• PAGE EXCERPT:
Le mans (1971)
Directed by Lee H. Katzin
Written by Harry Kleiner
Produced by Jack N. Reddish, Alan Levine, Robert E. Relyea
Starring Steve McQueen, Elga Andersen, Siegfried Rauch, Ronald Leigh-Hunt, Christopher Waite, Fred Haltiner, Louise Edlind, Luc Merenda
At least as much a document of the 24 Hours of Le Mans in 1970 as a human drama, this pet project of its superstar leading man and semi-professional racer finds McQueen as a contender in the “Grand Prix of Endurance and Efficiency,” vying with a frequent German rival (Rauch), and haunted by the death of an Italian competitor a year earlier, to whose widow (Andersen) he gravitates mutually. At Katzin’s behest, DPs René Guissart Jr. and Robert B. Hauser cunningly shot their principal footage from profuse prospects and panoramas during and after the actual event at its picturesque Circuit de la Sarthe, commencing with exhaustive establishing shots of and about the venue, its shoaling spectators, correspondents, medical facilities, pit lanes, sprawling parking lots, a police detail assigned to security, and cramped traffic en route to the race. No conversational dialogue’s uttered during the first half-hour, when industrious preparation by pit crews and drivers alike culminates to a gripping depiction of the standing start exclusive to the ’70 race. During breathers while their alternates race, a Swiss driver (Haltiner) of Porsche’s team moots the prospect of retirement in discourse with his wife (Edlind), Andersen and McQueen reflect on the sport’s hazards and personal significance, and journalists probe their subjects for ancillary insights. Otherwise, the true stars here are sleekly swift Porsche 917s, Ferrari 512s and their functional mock-ups streaking across the circuit’s lengthy straights. On a track that’s claimed no few lives, numerous shunts were spectacularly staged and meticulously cut with intermittent slow-motion effects to evoke crashers’ disoriented kinestheses and emphasize a looming, treacherous, often fatal facet of automotive racing. Close-ups of the drivers and blistering first-person vistas from their cramped seats afford indispensable outlooks adjunct to ample exteriors, along with gorgeous nocturnal shots punctuated by dazzling headlights, periodically accompanied by Michel Legrand’s jazzily jaunty and emotively orchestral music. Like many fine pictures pertaining to marginal sports, McQueen’s and Katzin’s venture suffered commercial failure in ’71, but has since found favor in a cult audience including gearheads, racing enthusiasts and McQueen’s fans, whose appreciation of its authenticity and technique fortify its preeminence as a nonesuch of auto racing cinema.

• Extracted data entries:
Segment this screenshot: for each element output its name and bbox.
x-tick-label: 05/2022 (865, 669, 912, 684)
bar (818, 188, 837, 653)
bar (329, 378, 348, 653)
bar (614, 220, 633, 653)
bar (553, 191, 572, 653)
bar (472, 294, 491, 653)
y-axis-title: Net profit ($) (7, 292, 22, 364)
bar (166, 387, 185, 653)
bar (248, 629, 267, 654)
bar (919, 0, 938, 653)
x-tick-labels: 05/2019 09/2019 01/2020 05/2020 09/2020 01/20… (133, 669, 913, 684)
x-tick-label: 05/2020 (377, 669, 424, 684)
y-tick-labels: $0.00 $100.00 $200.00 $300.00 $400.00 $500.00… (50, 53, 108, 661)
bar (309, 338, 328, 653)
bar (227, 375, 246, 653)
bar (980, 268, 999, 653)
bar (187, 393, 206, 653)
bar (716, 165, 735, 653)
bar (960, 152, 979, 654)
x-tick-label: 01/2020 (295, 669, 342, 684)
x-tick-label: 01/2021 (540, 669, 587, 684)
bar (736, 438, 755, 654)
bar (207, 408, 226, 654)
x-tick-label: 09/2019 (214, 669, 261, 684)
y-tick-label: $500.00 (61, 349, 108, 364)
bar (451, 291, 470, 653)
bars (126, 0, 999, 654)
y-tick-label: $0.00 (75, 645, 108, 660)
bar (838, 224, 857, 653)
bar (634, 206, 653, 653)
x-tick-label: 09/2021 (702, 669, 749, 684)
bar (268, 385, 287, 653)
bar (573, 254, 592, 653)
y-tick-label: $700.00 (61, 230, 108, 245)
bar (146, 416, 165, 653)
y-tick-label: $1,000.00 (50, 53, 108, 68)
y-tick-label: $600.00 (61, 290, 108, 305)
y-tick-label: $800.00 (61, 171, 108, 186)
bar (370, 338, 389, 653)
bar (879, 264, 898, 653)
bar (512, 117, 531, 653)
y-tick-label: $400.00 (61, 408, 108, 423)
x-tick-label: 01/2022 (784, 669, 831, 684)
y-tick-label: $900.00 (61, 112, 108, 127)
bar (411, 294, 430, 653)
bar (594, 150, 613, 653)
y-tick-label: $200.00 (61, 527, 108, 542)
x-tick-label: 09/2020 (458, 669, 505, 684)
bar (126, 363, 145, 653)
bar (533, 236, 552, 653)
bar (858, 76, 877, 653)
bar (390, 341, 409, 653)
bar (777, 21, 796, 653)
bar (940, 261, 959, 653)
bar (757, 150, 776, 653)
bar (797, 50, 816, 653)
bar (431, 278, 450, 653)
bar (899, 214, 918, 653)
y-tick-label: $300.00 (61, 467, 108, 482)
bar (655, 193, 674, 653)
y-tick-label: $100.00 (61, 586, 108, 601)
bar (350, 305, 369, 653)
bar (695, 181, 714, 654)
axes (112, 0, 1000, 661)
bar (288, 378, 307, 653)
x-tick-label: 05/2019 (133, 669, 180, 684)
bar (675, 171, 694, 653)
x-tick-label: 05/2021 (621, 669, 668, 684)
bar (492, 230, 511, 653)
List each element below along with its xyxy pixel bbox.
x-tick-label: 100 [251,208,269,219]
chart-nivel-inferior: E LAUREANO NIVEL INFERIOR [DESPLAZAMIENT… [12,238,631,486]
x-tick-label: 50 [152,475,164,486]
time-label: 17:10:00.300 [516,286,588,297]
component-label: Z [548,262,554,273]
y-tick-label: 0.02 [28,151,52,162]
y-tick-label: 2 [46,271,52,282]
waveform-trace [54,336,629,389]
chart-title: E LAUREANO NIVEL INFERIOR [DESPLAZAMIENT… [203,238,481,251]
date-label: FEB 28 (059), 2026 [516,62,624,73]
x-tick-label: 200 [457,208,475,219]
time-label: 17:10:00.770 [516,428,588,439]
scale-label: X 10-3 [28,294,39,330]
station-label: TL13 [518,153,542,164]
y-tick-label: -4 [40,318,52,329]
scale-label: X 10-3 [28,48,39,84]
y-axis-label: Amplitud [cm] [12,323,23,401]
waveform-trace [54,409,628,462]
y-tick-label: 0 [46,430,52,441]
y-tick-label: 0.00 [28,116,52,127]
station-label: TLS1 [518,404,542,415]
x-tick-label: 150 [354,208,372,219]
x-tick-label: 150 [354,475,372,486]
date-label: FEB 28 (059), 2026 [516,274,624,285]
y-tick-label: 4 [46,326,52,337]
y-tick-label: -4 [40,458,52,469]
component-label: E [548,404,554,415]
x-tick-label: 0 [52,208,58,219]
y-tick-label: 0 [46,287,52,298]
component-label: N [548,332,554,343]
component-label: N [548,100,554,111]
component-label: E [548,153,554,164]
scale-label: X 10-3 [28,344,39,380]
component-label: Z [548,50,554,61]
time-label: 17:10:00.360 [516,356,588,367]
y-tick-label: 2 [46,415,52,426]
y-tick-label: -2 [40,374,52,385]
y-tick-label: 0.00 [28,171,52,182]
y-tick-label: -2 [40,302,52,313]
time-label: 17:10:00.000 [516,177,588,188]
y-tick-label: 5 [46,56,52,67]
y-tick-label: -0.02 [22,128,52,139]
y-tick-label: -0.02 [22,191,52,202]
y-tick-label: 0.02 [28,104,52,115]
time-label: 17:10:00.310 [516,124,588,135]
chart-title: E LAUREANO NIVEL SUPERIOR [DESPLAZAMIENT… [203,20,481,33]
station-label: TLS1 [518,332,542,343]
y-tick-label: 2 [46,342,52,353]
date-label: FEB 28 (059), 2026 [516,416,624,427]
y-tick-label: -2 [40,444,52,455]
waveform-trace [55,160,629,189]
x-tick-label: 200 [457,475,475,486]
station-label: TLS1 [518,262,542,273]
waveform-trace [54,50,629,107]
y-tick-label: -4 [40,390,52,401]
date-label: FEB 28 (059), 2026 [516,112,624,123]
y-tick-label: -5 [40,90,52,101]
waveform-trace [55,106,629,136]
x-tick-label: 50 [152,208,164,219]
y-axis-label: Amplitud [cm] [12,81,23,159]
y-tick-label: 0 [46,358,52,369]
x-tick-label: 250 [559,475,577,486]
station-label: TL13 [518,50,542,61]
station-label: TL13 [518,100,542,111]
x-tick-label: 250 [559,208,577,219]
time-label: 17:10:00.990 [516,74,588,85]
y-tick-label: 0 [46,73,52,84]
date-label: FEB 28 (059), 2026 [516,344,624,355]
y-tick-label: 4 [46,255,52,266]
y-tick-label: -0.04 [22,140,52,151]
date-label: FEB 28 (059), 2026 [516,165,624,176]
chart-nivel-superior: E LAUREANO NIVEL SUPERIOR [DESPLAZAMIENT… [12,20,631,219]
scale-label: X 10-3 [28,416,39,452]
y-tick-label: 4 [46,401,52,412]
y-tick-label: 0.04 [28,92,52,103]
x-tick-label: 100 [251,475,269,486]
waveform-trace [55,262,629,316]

• WHAT THIS TASK INVOLVES:
Reproduce the entire Le Mans review word for word, with nothing added or left out.

• ANSWER BOX:
Le mans (1971)
Directed by Lee H. Katzin
Written by Harry Kleiner
Produced by Jack N. Reddish, Alan Levine, Robert E. Relyea
Starring Steve McQueen, Elga Andersen, Siegfried Rauch, Ronald Leigh-Hunt, Christopher Waite, Fred Haltiner, Louise Edlind, Luc Merenda
At least as much a document of the 24 Hours of Le Mans in 1970 as a human drama, this pet project of its superstar leading man and semi-professional racer finds McQueen as a contender in the “Grand Prix of Endurance and Efficiency,” vying with a frequent German rival (Rauch), and haunted by the death of an Italian competitor a year earlier, to whose widow (Andersen) he gravitates mutually. At Katzin’s behest, DPs René Guissart Jr. and Robert B. Hauser cunningly shot their principal footage from profuse prospects and panoramas during and after the actual event at its picturesque Circuit de la Sarthe, commencing with exhaustive establishing shots of and about the venue, its shoaling spectators, correspondents, medical facilities, pit lanes, sprawling parking lots, a police detail assigned to security, and cramped traffic en route to the race. No conversational dialogue’s uttered during the first half-hour, when industrious preparation by pit crews and drivers alike culminates to a gripping depiction of the standing start exclusive to the ’70 race. During breathers while their alternates race, a Swiss driver (Haltiner) of Porsche’s team moots the prospect of retirement in discourse with his wife (Edlind), Andersen and McQueen reflect on the sport’s hazards and personal significance, and journalists probe their subjects for ancillary insights. Otherwise, the true stars here are sleekly swift Porsche 917s, Ferrari 512s and their functional mock-ups streaking across the circuit’s lengthy straights. On a track that’s claimed no few lives, numerous shunts were spectacularly staged and meticulously cut with intermittent slow-motion effects to evoke crashers’ disoriented kinestheses and emphasize a looming, treacherous, often fatal facet of automotive racing. Close-ups of the drivers and blistering first-person vistas from their cramped seats afford indispensable outlooks adjunct to ample exteriors, along with gorgeous nocturnal shots punctuated by dazzling headlights, periodically accompanied by Michel Legrand’s jazzily jaunty and emotively orchestral music. Like many fine pictures pertaining to marginal sports, McQueen’s and Katzin’s venture suffered commercial failure in ’71, but has since found favor in a cult audience including gearheads, racing enthusiasts and McQueen’s fans, whose appreciation of its authenticity and technique fortify its preeminence as a nonesuch of auto racing cinema.